Task objective
Set down the full listing exactly as given. Any pictures are to be left out.
— Start of Source material —
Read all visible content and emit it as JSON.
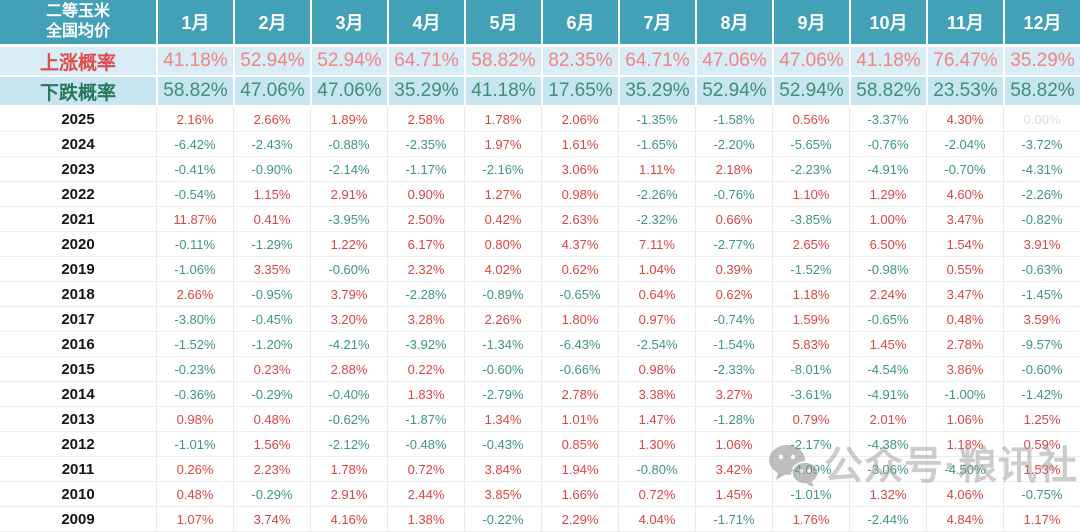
{
  "chart_data": {
    "type": "table",
    "title_line1": "二等玉米",
    "title_line2": "全国均价",
    "columns": [
      "1月",
      "2月",
      "3月",
      "4月",
      "5月",
      "6月",
      "7月",
      "8月",
      "9月",
      "10月",
      "11月",
      "12月"
    ],
    "rise_probability": {
      "label": "上涨概率",
      "values": [
        "41.18%",
        "52.94%",
        "52.94%",
        "64.71%",
        "58.82%",
        "82.35%",
        "64.71%",
        "47.06%",
        "47.06%",
        "41.18%",
        "76.47%",
        "35.29%"
      ]
    },
    "fall_probability": {
      "label": "下跌概率",
      "values": [
        "58.82%",
        "47.06%",
        "47.06%",
        "35.29%",
        "41.18%",
        "17.65%",
        "35.29%",
        "52.94%",
        "52.94%",
        "58.82%",
        "23.53%",
        "58.82%"
      ]
    },
    "rows": [
      {
        "year": "2025",
        "values": [
          "2.16%",
          "2.66%",
          "1.89%",
          "2.58%",
          "1.78%",
          "2.06%",
          "-1.35%",
          "-1.58%",
          "0.56%",
          "-3.37%",
          "4.30%",
          "0.00%"
        ]
      },
      {
        "year": "2024",
        "values": [
          "-6.42%",
          "-2.43%",
          "-0.88%",
          "-2.35%",
          "1.97%",
          "1.61%",
          "-1.65%",
          "-2.20%",
          "-5.65%",
          "-0.76%",
          "-2.04%",
          "-3.72%"
        ]
      },
      {
        "year": "2023",
        "values": [
          "-0.41%",
          "-0.90%",
          "-2.14%",
          "-1.17%",
          "-2.16%",
          "3.06%",
          "1.11%",
          "2.18%",
          "-2.23%",
          "-4.91%",
          "-0.70%",
          "-4.31%"
        ]
      },
      {
        "year": "2022",
        "values": [
          "-0.54%",
          "1.15%",
          "2.91%",
          "0.90%",
          "1.27%",
          "0.98%",
          "-2.26%",
          "-0.76%",
          "1.10%",
          "1.29%",
          "4.60%",
          "-2.26%"
        ]
      },
      {
        "year": "2021",
        "values": [
          "11.87%",
          "0.41%",
          "-3.95%",
          "2.50%",
          "0.42%",
          "2.63%",
          "-2.32%",
          "0.66%",
          "-3.85%",
          "1.00%",
          "3.47%",
          "-0.82%"
        ]
      },
      {
        "year": "2020",
        "values": [
          "-0.11%",
          "-1.29%",
          "1.22%",
          "6.17%",
          "0.80%",
          "4.37%",
          "7.11%",
          "-2.77%",
          "2.65%",
          "6.50%",
          "1.54%",
          "3.91%"
        ]
      },
      {
        "year": "2019",
        "values": [
          "-1.06%",
          "3.35%",
          "-0.60%",
          "2.32%",
          "4.02%",
          "0.62%",
          "1.04%",
          "0.39%",
          "-1.52%",
          "-0.98%",
          "0.55%",
          "-0.63%"
        ]
      },
      {
        "year": "2018",
        "values": [
          "2.66%",
          "-0.95%",
          "3.79%",
          "-2.28%",
          "-0.89%",
          "-0.65%",
          "0.64%",
          "0.62%",
          "1.18%",
          "2.24%",
          "3.47%",
          "-1.45%"
        ]
      },
      {
        "year": "2017",
        "values": [
          "-3.80%",
          "-0.45%",
          "3.20%",
          "3.28%",
          "2.26%",
          "1.80%",
          "0.97%",
          "-0.74%",
          "1.59%",
          "-0.65%",
          "0.48%",
          "3.59%"
        ]
      },
      {
        "year": "2016",
        "values": [
          "-1.52%",
          "-1.20%",
          "-4.21%",
          "-3.92%",
          "-1.34%",
          "-6.43%",
          "-2.54%",
          "-1.54%",
          "5.83%",
          "1.45%",
          "2.78%",
          "-9.57%"
        ]
      },
      {
        "year": "2015",
        "values": [
          "-0.23%",
          "0.23%",
          "2.88%",
          "0.22%",
          "-0.60%",
          "-0.66%",
          "0.98%",
          "-2.33%",
          "-8.01%",
          "-4.54%",
          "3.86%",
          "-0.60%"
        ]
      },
      {
        "year": "2014",
        "values": [
          "-0.36%",
          "-0.29%",
          "-0.40%",
          "1.83%",
          "-2.79%",
          "2.78%",
          "3.38%",
          "3.27%",
          "-3.61%",
          "-4.91%",
          "-1.00%",
          "-1.42%"
        ]
      },
      {
        "year": "2013",
        "values": [
          "0.98%",
          "0.48%",
          "-0.62%",
          "-1.87%",
          "1.34%",
          "1.01%",
          "1.47%",
          "-1.28%",
          "0.79%",
          "2.01%",
          "1.06%",
          "1.25%"
        ]
      },
      {
        "year": "2012",
        "values": [
          "-1.01%",
          "1.56%",
          "-2.12%",
          "-0.48%",
          "-0.43%",
          "0.85%",
          "1.30%",
          "1.06%",
          "-2.17%",
          "-4.38%",
          "1.18%",
          "0.59%"
        ]
      },
      {
        "year": "2011",
        "values": [
          "0.26%",
          "2.23%",
          "1.78%",
          "0.72%",
          "3.84%",
          "1.94%",
          "-0.80%",
          "3.42%",
          "-4.09%",
          "-3.06%",
          "-4.50%",
          "1.53%"
        ]
      },
      {
        "year": "2010",
        "values": [
          "0.48%",
          "-0.29%",
          "2.91%",
          "2.44%",
          "3.85%",
          "1.66%",
          "0.72%",
          "1.45%",
          "-1.01%",
          "1.32%",
          "4.06%",
          "-0.75%"
        ]
      },
      {
        "year": "2009",
        "values": [
          "1.07%",
          "3.74%",
          "4.16%",
          "1.38%",
          "-0.22%",
          "2.29%",
          "4.04%",
          "-1.71%",
          "1.76%",
          "-2.44%",
          "4.84%",
          "1.17%"
        ]
      }
    ],
    "colors": {
      "header_bg": "#42a0b7",
      "rise_row_bg": "#d8edf6",
      "fall_row_bg": "#c7e5f0",
      "positive": "#dd4444",
      "negative": "#3c9a73",
      "zero": "#dcdcdc"
    }
  },
  "watermark": {
    "text": "公众号·粮讯社"
  }
}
— End of Source material —
Reply to the exercise
Read all visible content and emit it as JSON.
{
  "chart_data": {
    "type": "table",
    "title_line1": "二等玉米",
    "title_line2": "全国均价",
    "columns": [
      "1月",
      "2月",
      "3月",
      "4月",
      "5月",
      "6月",
      "7月",
      "8月",
      "9月",
      "10月",
      "11月",
      "12月"
    ],
    "rise_probability": {
      "label": "上涨概率",
      "values": [
        "41.18%",
        "52.94%",
        "52.94%",
        "64.71%",
        "58.82%",
        "82.35%",
        "64.71%",
        "47.06%",
        "47.06%",
        "41.18%",
        "76.47%",
        "35.29%"
      ]
    },
    "fall_probability": {
      "label": "下跌概率",
      "values": [
        "58.82%",
        "47.06%",
        "47.06%",
        "35.29%",
        "41.18%",
        "17.65%",
        "35.29%",
        "52.94%",
        "52.94%",
        "58.82%",
        "23.53%",
        "58.82%"
      ]
    },
    "rows": [
      {
        "year": "2025",
        "values": [
          "2.16%",
          "2.66%",
          "1.89%",
          "2.58%",
          "1.78%",
          "2.06%",
          "-1.35%",
          "-1.58%",
          "0.56%",
          "-3.37%",
          "4.30%",
          "0.00%"
        ]
      },
      {
        "year": "2024",
        "values": [
          "-6.42%",
          "-2.43%",
          "-0.88%",
          "-2.35%",
          "1.97%",
          "1.61%",
          "-1.65%",
          "-2.20%",
          "-5.65%",
          "-0.76%",
          "-2.04%",
          "-3.72%"
        ]
      },
      {
        "year": "2023",
        "values": [
          "-0.41%",
          "-0.90%",
          "-2.14%",
          "-1.17%",
          "-2.16%",
          "3.06%",
          "1.11%",
          "2.18%",
          "-2.23%",
          "-4.91%",
          "-0.70%",
          "-4.31%"
        ]
      },
      {
        "year": "2022",
        "values": [
          "-0.54%",
          "1.15%",
          "2.91%",
          "0.90%",
          "1.27%",
          "0.98%",
          "-2.26%",
          "-0.76%",
          "1.10%",
          "1.29%",
          "4.60%",
          "-2.26%"
        ]
      },
      {
        "year": "2021",
        "values": [
          "11.87%",
          "0.41%",
          "-3.95%",
          "2.50%",
          "0.42%",
          "2.63%",
          "-2.32%",
          "0.66%",
          "-3.85%",
          "1.00%",
          "3.47%",
          "-0.82%"
        ]
      },
      {
        "year": "2020",
        "values": [
          "-0.11%",
          "-1.29%",
          "1.22%",
          "6.17%",
          "0.80%",
          "4.37%",
          "7.11%",
          "-2.77%",
          "2.65%",
          "6.50%",
          "1.54%",
          "3.91%"
        ]
      },
      {
        "year": "2019",
        "values": [
          "-1.06%",
          "3.35%",
          "-0.60%",
          "2.32%",
          "4.02%",
          "0.62%",
          "1.04%",
          "0.39%",
          "-1.52%",
          "-0.98%",
          "0.55%",
          "-0.63%"
        ]
      },
      {
        "year": "2018",
        "values": [
          "2.66%",
          "-0.95%",
          "3.79%",
          "-2.28%",
          "-0.89%",
          "-0.65%",
          "0.64%",
          "0.62%",
          "1.18%",
          "2.24%",
          "3.47%",
          "-1.45%"
        ]
      },
      {
        "year": "2017",
        "values": [
          "-3.80%",
          "-0.45%",
          "3.20%",
          "3.28%",
          "2.26%",
          "1.80%",
          "0.97%",
          "-0.74%",
          "1.59%",
          "-0.65%",
          "0.48%",
          "3.59%"
        ]
      },
      {
        "year": "2016",
        "values": [
          "-1.52%",
          "-1.20%",
          "-4.21%",
          "-3.92%",
          "-1.34%",
          "-6.43%",
          "-2.54%",
          "-1.54%",
          "5.83%",
          "1.45%",
          "2.78%",
          "-9.57%"
        ]
      },
      {
        "year": "2015",
        "values": [
          "-0.23%",
          "0.23%",
          "2.88%",
          "0.22%",
          "-0.60%",
          "-0.66%",
          "0.98%",
          "-2.33%",
          "-8.01%",
          "-4.54%",
          "3.86%",
          "-0.60%"
        ]
      },
      {
        "year": "2014",
        "values": [
          "-0.36%",
          "-0.29%",
          "-0.40%",
          "1.83%",
          "-2.79%",
          "2.78%",
          "3.38%",
          "3.27%",
          "-3.61%",
          "-4.91%",
          "-1.00%",
          "-1.42%"
        ]
      },
      {
        "year": "2013",
        "values": [
          "0.98%",
          "0.48%",
          "-0.62%",
          "-1.87%",
          "1.34%",
          "1.01%",
          "1.47%",
          "-1.28%",
          "0.79%",
          "2.01%",
          "1.06%",
          "1.25%"
        ]
      },
      {
        "year": "2012",
        "values": [
          "-1.01%",
          "1.56%",
          "-2.12%",
          "-0.48%",
          "-0.43%",
          "0.85%",
          "1.30%",
          "1.06%",
          "-2.17%",
          "-4.38%",
          "1.18%",
          "0.59%"
        ]
      },
      {
        "year": "2011",
        "values": [
          "0.26%",
          "2.23%",
          "1.78%",
          "0.72%",
          "3.84%",
          "1.94%",
          "-0.80%",
          "3.42%",
          "-4.09%",
          "-3.06%",
          "-4.50%",
          "1.53%"
        ]
      },
      {
        "year": "2010",
        "values": [
          "0.48%",
          "-0.29%",
          "2.91%",
          "2.44%",
          "3.85%",
          "1.66%",
          "0.72%",
          "1.45%",
          "-1.01%",
          "1.32%",
          "4.06%",
          "-0.75%"
        ]
      },
      {
        "year": "2009",
        "values": [
          "1.07%",
          "3.74%",
          "4.16%",
          "1.38%",
          "-0.22%",
          "2.29%",
          "4.04%",
          "-1.71%",
          "1.76%",
          "-2.44%",
          "4.84%",
          "1.17%"
        ]
      }
    ],
    "colors": {
      "header_bg": "#42a0b7",
      "rise_row_bg": "#d8edf6",
      "fall_row_bg": "#c7e5f0",
      "positive": "#dd4444",
      "negative": "#3c9a73",
      "zero": "#dcdcdc"
    }
  },
  "watermark": {
    "text": "公众号·粮讯社"
  }
}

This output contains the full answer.